◆ Task brief ◆
Transcribe all of the material exactly, except for its pictures.

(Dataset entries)
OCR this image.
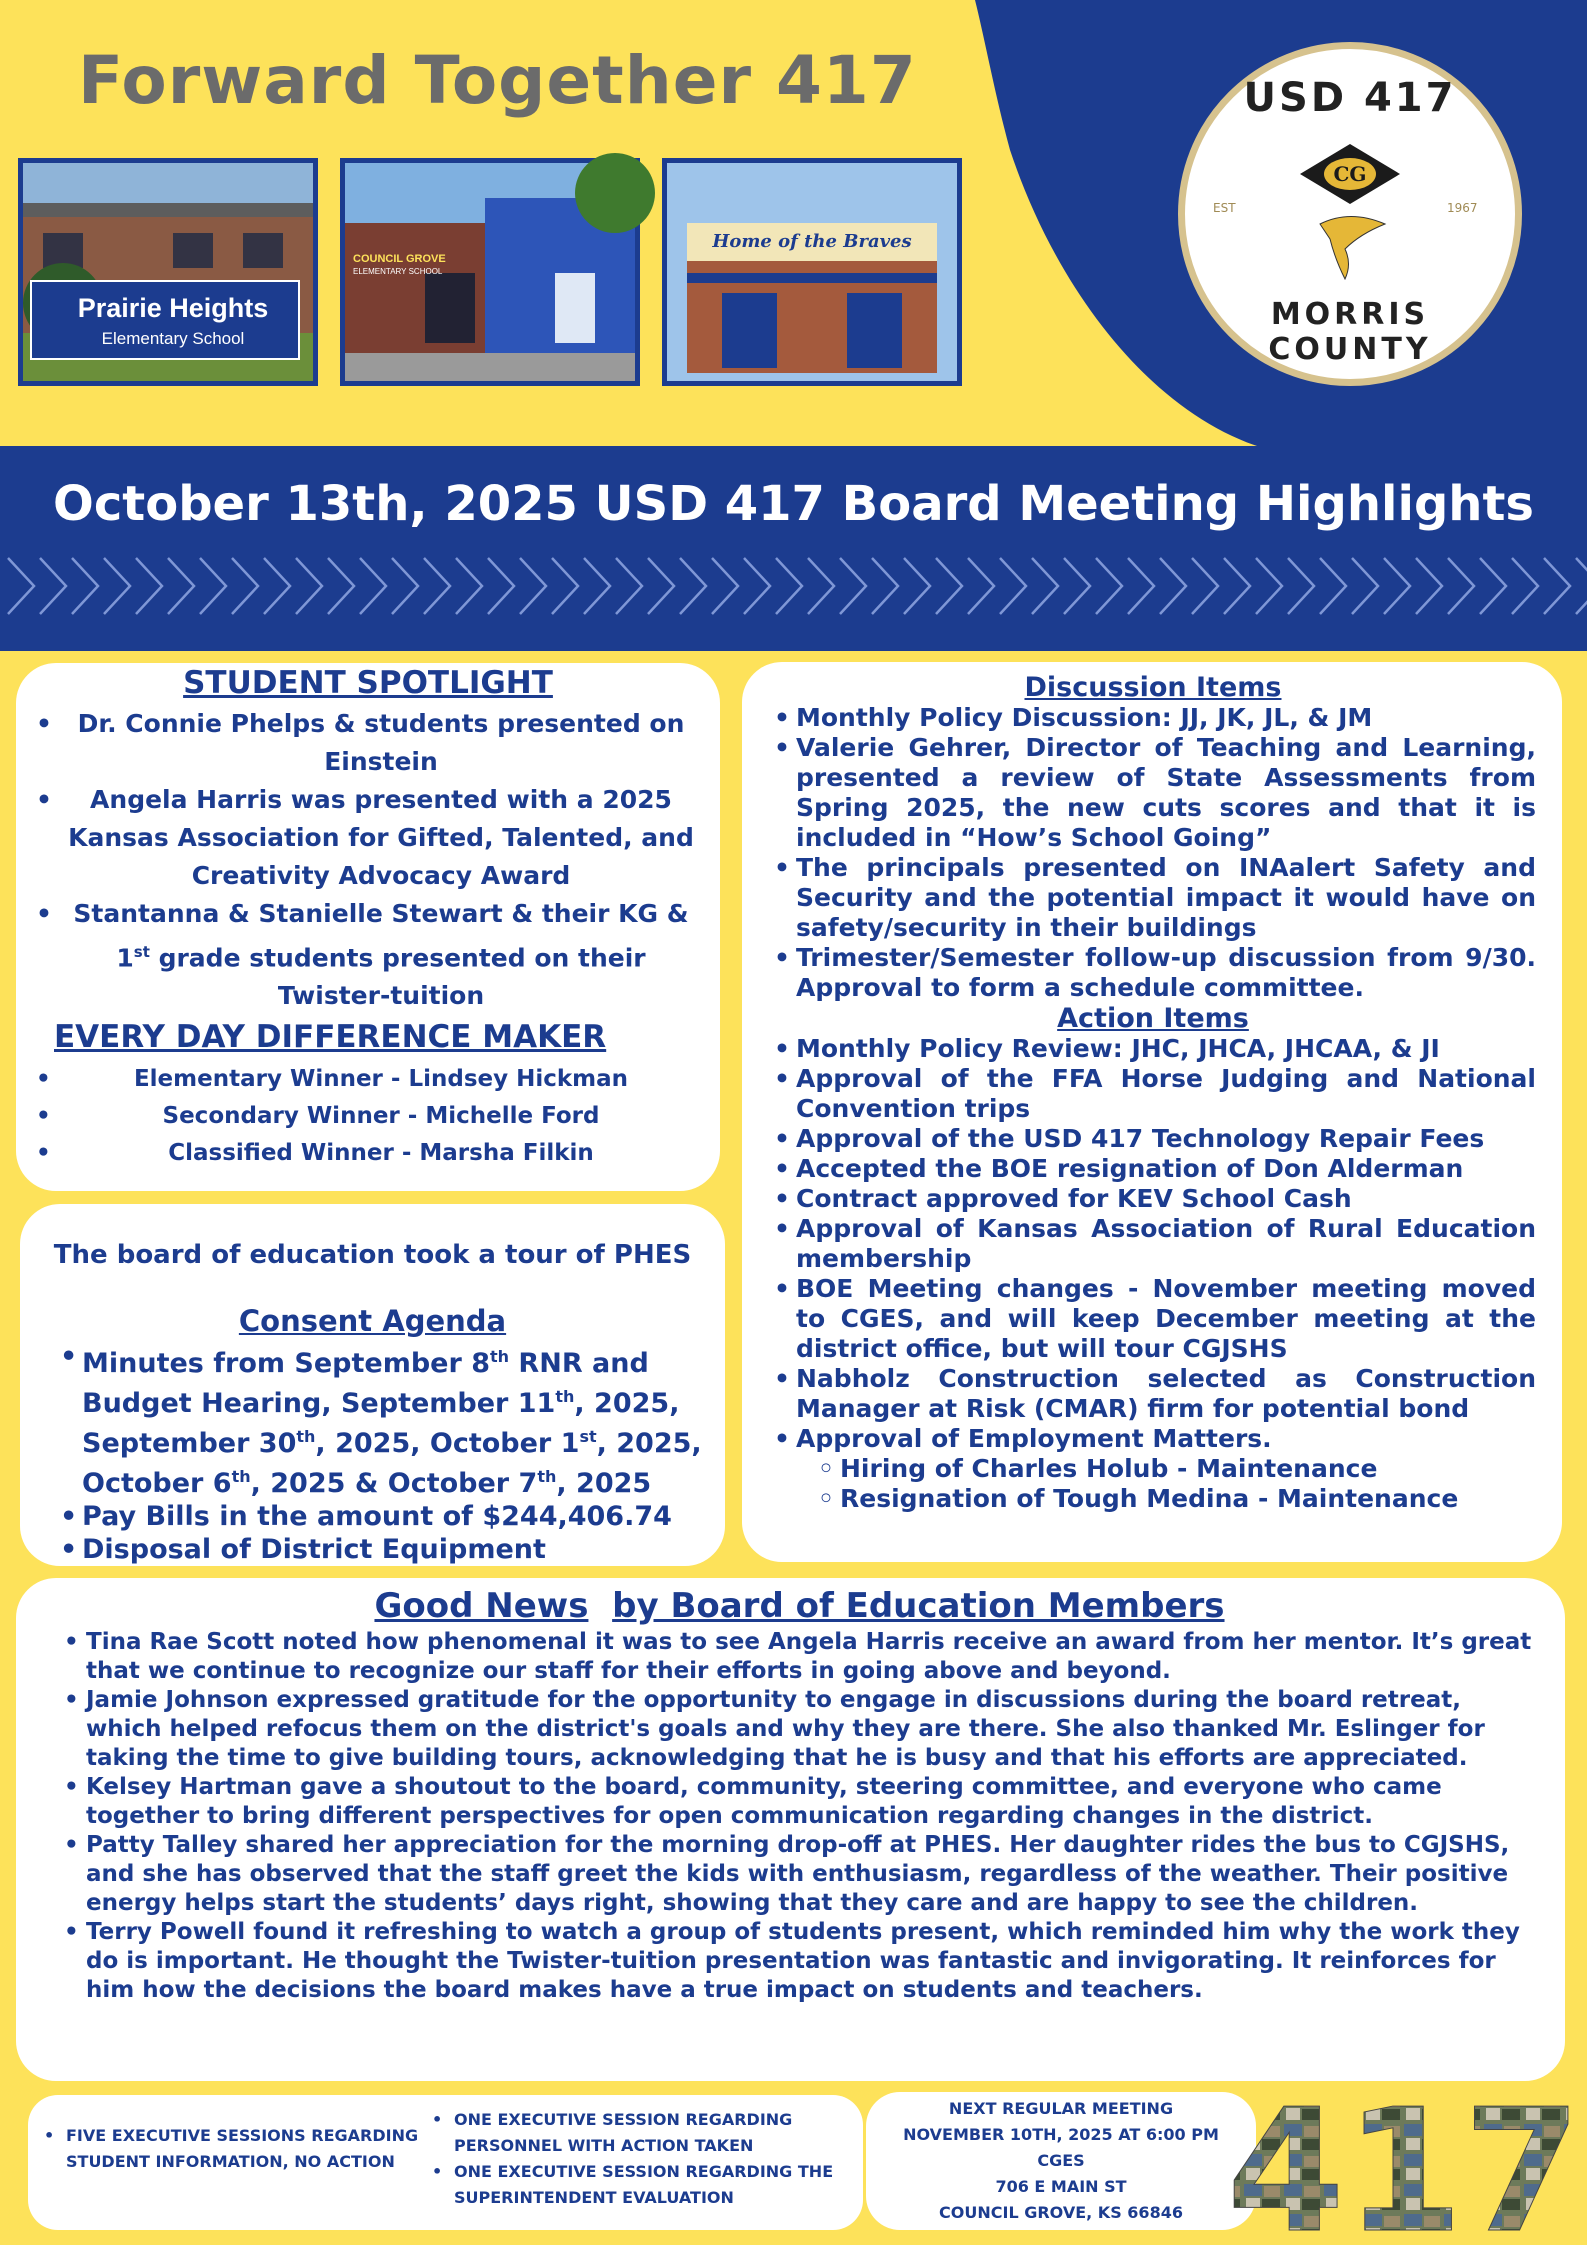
Forward Together 417
Prairie Heights
Elementary School
COUNCIL GROVE
ELEMENTARY SCHOOL
Home of the Braves
USD 417
MORRIS COUNTY
EST	1967
CG
October 13th, 2025 USD 417 Board Meeting Highlights
STUDENT SPOTLIGHT
• Dr. Connie Phelps & students presented on Einstein
• Angela Harris was presented with a 2025 Kansas Association for Gifted, Talented, and Creativity Advocacy Award
• Stantanna & Stanielle Stewart & their KG &
1st grade students presented on their
Twister-tuition
EVERY DAY DIFFERENCE MAKER
• Elementary Winner - Lindsey Hickman
• Secondary Winner - Michelle Ford
• Classified Winner - Marsha Filkin
The board of education took a tour of PHES
Consent Agenda
• Minutes from September 8th RNR and Budget Hearing, September 11th, 2025, September 30th, 2025, October 1st, 2025, October 6th, 2025 & October 7th, 2025
• Pay Bills in the amount of $244,406.74
• Disposal of District Equipment
Discussion Items
• Monthly Policy Discussion: JJ, JK, JL, & JM
• Valerie Gehrer, Director of Teaching and Learning, presented a review of State Assessments from Spring 2025, the new cuts scores and that it is included in “How’s School Going”
• The principals presented on INAalert Safety and Security and the potential impact it would have on safety/security in their buildings
• Trimester/Semester follow-up discussion from 9/30. Approval to form a schedule committee.
Action Items
• Monthly Policy Review: JHC, JHCA, JHCAA, & JI
• Approval of the FFA Horse Judging and National Convention trips
• Approval of the USD 417 Technology Repair Fees
• Accepted the BOE resignation of Don Alderman
• Contract approved for KEV School Cash
• Approval of Kansas Association of Rural Education membership
• BOE Meeting changes - November meeting moved to CGES, and will keep December meeting at the district office, but will tour CGJSHS
• Nabholz Construction selected as Construction Manager at Risk (CMAR) firm for potential bond
• Approval of Employment Matters.
◦ Hiring of Charles Holub - Maintenance
◦ Resignation of Tough Medina - Maintenance
Good News by Board of Education Members
• Tina Rae Scott noted how phenomenal it was to see Angela Harris receive an award from her mentor. It’s great that we continue to recognize our staff for their efforts in going above and beyond.
• Jamie Johnson expressed gratitude for the opportunity to engage in discussions during the board retreat, which helped refocus them on the district's goals and why they are there. She also thanked Mr. Eslinger for taking the time to give building tours, acknowledging that he is busy and that his efforts are appreciated.
• Kelsey Hartman gave a shoutout to the board, community, steering committee, and everyone who came together to bring different perspectives for open communication regarding changes in the district.
• Patty Talley shared her appreciation for the morning drop-off at PHES. Her daughter rides the bus to CGJSHS, and she has observed that the staff greet the kids with enthusiasm, regardless of the weather. Their positive energy helps start the students’ days right, showing that they care and are happy to see the children.
• Terry Powell found it refreshing to watch a group of students present, which reminded him why the work they do is important. He thought the Twister-tuition presentation was fantastic and invigorating. It reinforces for him how the decisions the board makes have a true impact on students and teachers.
• FIVE EXECUTIVE SESSIONS REGARDING STUDENT INFORMATION, NO ACTION
• ONE EXECUTIVE SESSION REGARDING PERSONNEL WITH ACTION TAKEN
• ONE EXECUTIVE SESSION REGARDING THE SUPERINTENDENT EVALUATION
NEXT REGULAR MEETING
NOVEMBER 10TH, 2025 AT 6:00 PM
CGES
706 E MAIN ST
COUNCIL GROVE, KS 66846 417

◆ Expected output ◆
OCR this image.
Forward Together 417
Prairie Heights
Elementary School
COUNCIL GROVE
ELEMENTARY SCHOOL
Home of the Braves
USD 417
MORRIS COUNTY
EST	1967
CG
October 13th, 2025 USD 417 Board Meeting Highlights
STUDENT SPOTLIGHT
• Dr. Connie Phelps & students presented on Einstein
• Angela Harris was presented with a 2025 Kansas Association for Gifted, Talented, and Creativity Advocacy Award
• Stantanna & Stanielle Stewart & their KG &
1st grade students presented on their
Twister-tuition
EVERY DAY DIFFERENCE MAKER
• Elementary Winner - Lindsey Hickman
• Secondary Winner - Michelle Ford
• Classified Winner - Marsha Filkin
The board of education took a tour of PHES
Consent Agenda
• Minutes from September 8th RNR and Budget Hearing, September 11th, 2025, September 30th, 2025, October 1st, 2025, October 6th, 2025 & October 7th, 2025
• Pay Bills in the amount of $244,406.74
• Disposal of District Equipment
Discussion Items
• Monthly Policy Discussion: JJ, JK, JL, & JM
• Valerie Gehrer, Director of Teaching and Learning, presented a review of State Assessments from Spring 2025, the new cuts scores and that it is included in “How’s School Going”
• The principals presented on INAalert Safety and Security and the potential impact it would have on safety/security in their buildings
• Trimester/Semester follow-up discussion from 9/30. Approval to form a schedule committee.
Action Items
• Monthly Policy Review: JHC, JHCA, JHCAA, & JI
• Approval of the FFA Horse Judging and National Convention trips
• Approval of the USD 417 Technology Repair Fees
• Accepted the BOE resignation of Don Alderman
• Contract approved for KEV School Cash
• Approval of Kansas Association of Rural Education membership
• BOE Meeting changes - November meeting moved to CGES, and will keep December meeting at the district office, but will tour CGJSHS
• Nabholz Construction selected as Construction Manager at Risk (CMAR) firm for potential bond
• Approval of Employment Matters.
◦ Hiring of Charles Holub - Maintenance
◦ Resignation of Tough Medina - Maintenance
Good News by Board of Education Members
• Tina Rae Scott noted how phenomenal it was to see Angela Harris receive an award from her mentor. It’s great that we continue to recognize our staff for their efforts in going above and beyond.
• Jamie Johnson expressed gratitude for the opportunity to engage in discussions during the board retreat, which helped refocus them on the district's goals and why they are there. She also thanked Mr. Eslinger for taking the time to give building tours, acknowledging that he is busy and that his efforts are appreciated.
• Kelsey Hartman gave a shoutout to the board, community, steering committee, and everyone who came together to bring different perspectives for open communication regarding changes in the district.
• Patty Talley shared her appreciation for the morning drop-off at PHES. Her daughter rides the bus to CGJSHS, and she has observed that the staff greet the kids with enthusiasm, regardless of the weather. Their positive energy helps start the students’ days right, showing that they care and are happy to see the children.
• Terry Powell found it refreshing to watch a group of students present, which reminded him why the work they do is important. He thought the Twister-tuition presentation was fantastic and invigorating. It reinforces for him how the decisions the board makes have a true impact on students and teachers.
• FIVE EXECUTIVE SESSIONS REGARDING STUDENT INFORMATION, NO ACTION
• ONE EXECUTIVE SESSION REGARDING PERSONNEL WITH ACTION TAKEN
• ONE EXECUTIVE SESSION REGARDING THE SUPERINTENDENT EVALUATION
NEXT REGULAR MEETING
NOVEMBER 10TH, 2025 AT 6:00 PM
CGES
706 E MAIN ST
COUNCIL GROVE, KS 66846 417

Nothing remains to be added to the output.